Stored records:
((

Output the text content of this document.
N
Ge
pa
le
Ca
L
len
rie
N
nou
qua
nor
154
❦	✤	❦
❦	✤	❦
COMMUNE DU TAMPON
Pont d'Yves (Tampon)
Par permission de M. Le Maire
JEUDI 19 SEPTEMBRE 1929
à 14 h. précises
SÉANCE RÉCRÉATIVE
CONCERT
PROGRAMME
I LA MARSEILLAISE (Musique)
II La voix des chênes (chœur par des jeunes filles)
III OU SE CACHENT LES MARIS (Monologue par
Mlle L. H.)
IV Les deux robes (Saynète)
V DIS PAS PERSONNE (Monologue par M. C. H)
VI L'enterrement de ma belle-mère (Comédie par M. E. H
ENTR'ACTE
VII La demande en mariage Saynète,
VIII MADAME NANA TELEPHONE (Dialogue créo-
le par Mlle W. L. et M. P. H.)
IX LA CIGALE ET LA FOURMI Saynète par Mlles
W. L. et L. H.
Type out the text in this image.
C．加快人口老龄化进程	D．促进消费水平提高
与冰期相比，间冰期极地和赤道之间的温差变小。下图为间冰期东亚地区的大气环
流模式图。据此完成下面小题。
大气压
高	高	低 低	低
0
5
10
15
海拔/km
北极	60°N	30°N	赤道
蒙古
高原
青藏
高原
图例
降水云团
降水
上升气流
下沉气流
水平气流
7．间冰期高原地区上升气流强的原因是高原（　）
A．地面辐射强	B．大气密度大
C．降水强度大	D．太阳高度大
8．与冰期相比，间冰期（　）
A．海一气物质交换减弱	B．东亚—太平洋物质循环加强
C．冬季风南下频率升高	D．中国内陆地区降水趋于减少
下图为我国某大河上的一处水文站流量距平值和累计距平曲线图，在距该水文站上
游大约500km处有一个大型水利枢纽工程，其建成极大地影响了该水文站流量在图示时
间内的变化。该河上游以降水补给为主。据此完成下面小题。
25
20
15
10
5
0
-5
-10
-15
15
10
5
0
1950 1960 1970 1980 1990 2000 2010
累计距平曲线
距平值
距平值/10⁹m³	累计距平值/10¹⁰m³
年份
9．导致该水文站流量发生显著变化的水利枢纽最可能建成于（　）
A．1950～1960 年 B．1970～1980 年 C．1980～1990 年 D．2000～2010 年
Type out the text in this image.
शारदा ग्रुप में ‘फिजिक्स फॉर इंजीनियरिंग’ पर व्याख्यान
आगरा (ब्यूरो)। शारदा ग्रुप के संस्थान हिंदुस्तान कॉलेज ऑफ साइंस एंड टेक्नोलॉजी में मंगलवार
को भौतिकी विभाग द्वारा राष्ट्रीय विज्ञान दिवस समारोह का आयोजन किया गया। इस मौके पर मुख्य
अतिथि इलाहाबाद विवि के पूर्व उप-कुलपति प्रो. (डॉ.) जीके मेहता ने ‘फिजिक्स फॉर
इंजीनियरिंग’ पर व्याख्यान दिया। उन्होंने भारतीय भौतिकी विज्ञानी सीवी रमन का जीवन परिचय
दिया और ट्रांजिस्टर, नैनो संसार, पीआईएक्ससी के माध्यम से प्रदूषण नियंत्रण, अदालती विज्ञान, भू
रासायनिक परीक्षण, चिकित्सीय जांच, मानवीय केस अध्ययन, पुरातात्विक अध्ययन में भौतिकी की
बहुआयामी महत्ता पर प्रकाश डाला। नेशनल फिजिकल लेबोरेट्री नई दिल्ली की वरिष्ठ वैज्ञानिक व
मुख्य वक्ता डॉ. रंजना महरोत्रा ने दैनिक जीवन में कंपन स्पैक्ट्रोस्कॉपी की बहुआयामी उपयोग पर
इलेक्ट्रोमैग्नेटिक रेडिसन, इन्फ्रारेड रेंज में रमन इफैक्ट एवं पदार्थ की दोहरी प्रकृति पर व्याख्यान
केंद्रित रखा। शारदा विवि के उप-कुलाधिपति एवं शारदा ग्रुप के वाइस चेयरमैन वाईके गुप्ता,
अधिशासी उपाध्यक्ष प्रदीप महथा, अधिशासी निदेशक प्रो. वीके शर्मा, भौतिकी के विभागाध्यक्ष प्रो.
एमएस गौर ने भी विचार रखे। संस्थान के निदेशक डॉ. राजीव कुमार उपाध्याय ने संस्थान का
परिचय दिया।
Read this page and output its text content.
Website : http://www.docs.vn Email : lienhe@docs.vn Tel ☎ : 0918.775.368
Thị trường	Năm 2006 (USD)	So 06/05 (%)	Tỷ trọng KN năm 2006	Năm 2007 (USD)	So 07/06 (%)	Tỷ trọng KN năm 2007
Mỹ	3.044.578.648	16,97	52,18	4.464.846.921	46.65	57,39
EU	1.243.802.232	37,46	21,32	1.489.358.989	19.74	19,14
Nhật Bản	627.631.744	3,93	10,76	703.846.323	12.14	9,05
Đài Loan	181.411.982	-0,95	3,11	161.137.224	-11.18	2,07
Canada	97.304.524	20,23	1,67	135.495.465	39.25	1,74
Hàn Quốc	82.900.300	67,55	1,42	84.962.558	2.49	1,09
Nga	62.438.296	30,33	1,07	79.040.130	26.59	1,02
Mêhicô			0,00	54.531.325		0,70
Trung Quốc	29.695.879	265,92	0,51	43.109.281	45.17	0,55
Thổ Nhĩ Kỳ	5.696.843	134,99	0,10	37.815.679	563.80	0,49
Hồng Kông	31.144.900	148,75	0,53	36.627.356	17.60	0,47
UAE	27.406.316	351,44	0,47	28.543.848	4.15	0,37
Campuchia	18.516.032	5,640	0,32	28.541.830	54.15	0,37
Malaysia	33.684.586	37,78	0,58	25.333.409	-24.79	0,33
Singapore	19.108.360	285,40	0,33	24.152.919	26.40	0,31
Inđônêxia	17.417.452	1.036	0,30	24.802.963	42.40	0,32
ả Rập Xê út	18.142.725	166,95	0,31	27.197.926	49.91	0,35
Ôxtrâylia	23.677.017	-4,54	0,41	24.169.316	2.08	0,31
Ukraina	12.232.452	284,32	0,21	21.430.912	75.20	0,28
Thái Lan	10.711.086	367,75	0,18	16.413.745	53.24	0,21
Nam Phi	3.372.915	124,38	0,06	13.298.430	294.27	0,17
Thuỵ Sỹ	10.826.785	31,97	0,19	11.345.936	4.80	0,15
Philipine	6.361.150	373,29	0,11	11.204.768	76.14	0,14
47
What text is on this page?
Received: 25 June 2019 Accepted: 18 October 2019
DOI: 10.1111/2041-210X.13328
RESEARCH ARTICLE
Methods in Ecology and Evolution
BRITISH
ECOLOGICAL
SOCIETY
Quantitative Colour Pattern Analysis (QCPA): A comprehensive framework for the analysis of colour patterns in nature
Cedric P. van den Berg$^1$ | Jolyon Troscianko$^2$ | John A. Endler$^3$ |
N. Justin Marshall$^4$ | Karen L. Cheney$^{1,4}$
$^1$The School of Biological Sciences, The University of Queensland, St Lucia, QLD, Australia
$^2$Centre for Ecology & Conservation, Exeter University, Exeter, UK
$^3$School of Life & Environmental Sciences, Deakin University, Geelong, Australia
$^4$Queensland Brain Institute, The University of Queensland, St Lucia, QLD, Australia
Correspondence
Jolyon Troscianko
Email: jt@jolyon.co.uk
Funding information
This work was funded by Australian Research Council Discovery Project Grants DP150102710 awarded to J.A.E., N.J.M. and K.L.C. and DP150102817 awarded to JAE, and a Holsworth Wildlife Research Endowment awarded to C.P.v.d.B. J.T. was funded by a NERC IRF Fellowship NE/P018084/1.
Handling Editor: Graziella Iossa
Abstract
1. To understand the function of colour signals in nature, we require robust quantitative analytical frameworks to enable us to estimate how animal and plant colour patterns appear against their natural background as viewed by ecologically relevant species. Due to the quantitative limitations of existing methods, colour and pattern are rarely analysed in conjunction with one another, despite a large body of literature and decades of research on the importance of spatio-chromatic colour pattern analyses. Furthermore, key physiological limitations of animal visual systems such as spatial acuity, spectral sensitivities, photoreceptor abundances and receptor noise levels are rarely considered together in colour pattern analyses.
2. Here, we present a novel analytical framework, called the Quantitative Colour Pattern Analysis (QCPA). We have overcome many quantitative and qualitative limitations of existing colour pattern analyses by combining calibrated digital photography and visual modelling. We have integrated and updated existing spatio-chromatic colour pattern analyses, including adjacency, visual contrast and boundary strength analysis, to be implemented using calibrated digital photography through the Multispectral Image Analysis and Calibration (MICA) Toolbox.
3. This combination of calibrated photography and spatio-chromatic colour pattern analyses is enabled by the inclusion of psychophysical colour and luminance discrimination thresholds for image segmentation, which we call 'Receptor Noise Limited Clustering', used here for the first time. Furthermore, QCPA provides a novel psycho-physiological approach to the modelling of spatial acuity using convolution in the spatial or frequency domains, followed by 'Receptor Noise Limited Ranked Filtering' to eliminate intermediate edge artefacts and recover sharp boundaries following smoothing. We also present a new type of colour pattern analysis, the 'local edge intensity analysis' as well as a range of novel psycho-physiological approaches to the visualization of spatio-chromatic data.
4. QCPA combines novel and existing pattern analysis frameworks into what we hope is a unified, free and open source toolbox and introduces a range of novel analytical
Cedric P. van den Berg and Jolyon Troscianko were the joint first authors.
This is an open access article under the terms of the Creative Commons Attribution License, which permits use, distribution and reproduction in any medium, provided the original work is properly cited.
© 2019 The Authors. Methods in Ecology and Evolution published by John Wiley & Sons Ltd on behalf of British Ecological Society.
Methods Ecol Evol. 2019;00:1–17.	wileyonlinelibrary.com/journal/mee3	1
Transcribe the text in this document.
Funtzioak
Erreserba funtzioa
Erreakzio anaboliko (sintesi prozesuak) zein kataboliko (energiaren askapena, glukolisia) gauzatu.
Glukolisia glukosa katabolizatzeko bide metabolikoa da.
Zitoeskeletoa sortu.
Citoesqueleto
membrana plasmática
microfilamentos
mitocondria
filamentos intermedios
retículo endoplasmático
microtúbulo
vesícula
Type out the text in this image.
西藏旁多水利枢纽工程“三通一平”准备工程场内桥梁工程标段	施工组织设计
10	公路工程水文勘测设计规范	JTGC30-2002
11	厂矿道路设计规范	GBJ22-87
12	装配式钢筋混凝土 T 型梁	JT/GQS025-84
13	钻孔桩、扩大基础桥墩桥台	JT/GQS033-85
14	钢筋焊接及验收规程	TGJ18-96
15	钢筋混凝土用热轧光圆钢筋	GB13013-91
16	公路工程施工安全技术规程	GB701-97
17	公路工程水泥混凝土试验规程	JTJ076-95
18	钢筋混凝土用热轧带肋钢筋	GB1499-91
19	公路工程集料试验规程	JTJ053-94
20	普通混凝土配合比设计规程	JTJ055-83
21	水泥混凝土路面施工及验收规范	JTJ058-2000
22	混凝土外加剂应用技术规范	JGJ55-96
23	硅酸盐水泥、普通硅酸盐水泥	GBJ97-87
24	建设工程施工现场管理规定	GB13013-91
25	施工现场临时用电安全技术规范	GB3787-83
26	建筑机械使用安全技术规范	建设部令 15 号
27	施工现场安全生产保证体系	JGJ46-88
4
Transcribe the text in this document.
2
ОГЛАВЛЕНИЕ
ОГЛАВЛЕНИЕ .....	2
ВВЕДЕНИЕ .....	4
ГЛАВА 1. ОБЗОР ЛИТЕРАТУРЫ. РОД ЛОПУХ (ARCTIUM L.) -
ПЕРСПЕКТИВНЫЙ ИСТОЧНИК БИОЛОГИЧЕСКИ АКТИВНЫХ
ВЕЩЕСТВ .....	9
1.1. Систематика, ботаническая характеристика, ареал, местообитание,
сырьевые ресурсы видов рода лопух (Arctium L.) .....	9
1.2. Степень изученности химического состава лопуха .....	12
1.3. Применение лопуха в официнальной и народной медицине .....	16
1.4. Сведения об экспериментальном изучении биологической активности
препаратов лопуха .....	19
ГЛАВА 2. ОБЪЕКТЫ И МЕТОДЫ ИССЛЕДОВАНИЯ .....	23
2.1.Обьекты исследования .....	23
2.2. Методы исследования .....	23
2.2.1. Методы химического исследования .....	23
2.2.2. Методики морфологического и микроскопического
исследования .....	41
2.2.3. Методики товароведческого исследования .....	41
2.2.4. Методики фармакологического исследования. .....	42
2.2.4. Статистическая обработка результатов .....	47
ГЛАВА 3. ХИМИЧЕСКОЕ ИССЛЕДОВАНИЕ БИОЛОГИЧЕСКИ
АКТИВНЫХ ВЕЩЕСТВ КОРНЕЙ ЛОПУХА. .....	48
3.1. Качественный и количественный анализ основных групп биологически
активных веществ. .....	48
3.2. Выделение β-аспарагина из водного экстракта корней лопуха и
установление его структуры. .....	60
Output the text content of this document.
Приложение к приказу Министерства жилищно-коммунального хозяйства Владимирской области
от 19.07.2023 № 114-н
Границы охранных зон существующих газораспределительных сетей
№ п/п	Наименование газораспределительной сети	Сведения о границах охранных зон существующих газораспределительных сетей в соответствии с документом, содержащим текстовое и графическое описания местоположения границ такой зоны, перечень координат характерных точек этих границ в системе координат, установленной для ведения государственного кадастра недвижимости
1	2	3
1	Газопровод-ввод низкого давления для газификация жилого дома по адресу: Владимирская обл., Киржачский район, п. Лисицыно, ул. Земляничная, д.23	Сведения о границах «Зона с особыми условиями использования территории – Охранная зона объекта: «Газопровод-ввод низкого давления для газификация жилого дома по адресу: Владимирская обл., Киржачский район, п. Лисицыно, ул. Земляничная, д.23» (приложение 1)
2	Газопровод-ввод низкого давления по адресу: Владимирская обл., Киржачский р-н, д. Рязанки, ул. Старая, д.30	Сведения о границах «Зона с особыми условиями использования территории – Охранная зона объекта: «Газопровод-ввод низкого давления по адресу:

))

▸ Required work
Every line of the listing that holds "Berg" should be found and copied.

▸ Task result
Cedric P. van den Berg$^1$ | Jolyon Troscianko$^2$ | John A. Endler$^3$ |
Cedric P. van den Berg and Jolyon Troscianko were the joint first authors.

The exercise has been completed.